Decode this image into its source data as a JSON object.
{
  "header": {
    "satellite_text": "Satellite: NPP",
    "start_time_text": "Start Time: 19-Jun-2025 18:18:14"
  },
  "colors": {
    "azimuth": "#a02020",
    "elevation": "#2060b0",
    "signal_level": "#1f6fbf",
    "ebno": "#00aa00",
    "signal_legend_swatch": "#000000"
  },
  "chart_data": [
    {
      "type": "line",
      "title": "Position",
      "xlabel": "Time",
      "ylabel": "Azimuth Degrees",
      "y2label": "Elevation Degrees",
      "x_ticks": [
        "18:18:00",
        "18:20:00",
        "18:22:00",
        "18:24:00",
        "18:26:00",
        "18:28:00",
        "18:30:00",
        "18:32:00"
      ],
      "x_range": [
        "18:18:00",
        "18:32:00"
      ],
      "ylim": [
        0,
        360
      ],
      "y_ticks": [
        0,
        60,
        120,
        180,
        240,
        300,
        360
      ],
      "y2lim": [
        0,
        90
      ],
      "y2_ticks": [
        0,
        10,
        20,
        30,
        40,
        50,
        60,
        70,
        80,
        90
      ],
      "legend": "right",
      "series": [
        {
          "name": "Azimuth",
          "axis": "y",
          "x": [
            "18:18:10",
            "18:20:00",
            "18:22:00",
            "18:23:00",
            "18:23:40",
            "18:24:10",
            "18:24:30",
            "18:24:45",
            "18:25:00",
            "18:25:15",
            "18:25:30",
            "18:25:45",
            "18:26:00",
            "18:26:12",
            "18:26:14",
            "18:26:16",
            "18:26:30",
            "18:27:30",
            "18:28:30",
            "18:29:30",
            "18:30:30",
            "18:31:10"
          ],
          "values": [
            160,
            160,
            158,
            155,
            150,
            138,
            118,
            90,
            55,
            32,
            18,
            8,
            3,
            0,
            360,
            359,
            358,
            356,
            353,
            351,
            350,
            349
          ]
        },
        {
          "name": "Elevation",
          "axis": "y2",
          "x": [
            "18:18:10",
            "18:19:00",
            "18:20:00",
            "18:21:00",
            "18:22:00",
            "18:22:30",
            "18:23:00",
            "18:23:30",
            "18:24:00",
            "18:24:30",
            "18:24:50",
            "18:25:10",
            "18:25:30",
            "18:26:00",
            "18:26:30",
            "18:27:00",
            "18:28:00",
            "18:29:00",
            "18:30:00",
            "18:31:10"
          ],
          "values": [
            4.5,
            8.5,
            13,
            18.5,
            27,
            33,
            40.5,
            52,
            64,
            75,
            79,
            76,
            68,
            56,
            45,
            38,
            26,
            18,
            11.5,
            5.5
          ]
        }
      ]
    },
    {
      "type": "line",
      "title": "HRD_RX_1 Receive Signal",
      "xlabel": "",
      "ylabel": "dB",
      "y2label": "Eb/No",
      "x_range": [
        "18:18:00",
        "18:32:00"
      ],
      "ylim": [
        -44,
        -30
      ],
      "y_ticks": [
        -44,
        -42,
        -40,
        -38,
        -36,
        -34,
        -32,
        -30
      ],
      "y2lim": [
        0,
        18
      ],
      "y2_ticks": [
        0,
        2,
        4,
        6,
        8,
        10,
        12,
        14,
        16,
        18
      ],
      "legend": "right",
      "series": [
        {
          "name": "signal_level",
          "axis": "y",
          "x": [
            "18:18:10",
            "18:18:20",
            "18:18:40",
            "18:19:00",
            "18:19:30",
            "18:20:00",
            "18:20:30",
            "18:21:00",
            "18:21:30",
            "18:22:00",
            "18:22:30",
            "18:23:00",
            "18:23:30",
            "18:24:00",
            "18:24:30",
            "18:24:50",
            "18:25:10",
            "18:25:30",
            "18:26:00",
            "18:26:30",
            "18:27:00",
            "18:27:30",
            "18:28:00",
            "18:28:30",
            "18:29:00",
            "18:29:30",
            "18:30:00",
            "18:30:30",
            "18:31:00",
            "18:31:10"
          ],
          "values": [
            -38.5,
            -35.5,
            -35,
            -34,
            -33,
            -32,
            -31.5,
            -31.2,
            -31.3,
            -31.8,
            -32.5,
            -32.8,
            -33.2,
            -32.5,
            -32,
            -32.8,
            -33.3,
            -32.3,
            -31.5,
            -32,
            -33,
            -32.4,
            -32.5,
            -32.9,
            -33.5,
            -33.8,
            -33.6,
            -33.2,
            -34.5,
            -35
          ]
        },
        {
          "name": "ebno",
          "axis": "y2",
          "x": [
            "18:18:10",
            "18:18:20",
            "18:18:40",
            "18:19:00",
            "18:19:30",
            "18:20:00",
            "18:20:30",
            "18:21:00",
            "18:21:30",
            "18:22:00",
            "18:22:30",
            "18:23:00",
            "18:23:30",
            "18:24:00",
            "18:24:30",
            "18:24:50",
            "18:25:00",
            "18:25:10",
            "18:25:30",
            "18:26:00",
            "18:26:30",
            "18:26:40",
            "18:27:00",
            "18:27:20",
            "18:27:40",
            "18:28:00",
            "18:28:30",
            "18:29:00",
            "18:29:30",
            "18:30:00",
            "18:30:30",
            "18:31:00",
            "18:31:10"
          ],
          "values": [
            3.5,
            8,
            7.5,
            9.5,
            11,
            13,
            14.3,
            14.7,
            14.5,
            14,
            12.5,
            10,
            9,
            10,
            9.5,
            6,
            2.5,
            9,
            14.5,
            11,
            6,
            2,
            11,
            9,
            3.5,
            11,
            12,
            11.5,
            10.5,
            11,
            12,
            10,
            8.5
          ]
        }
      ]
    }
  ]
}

---+---

### WORK TO DO
Looking at the entries above, state how many lines contain "name"; give the number alone.

### TASK ANSWER
4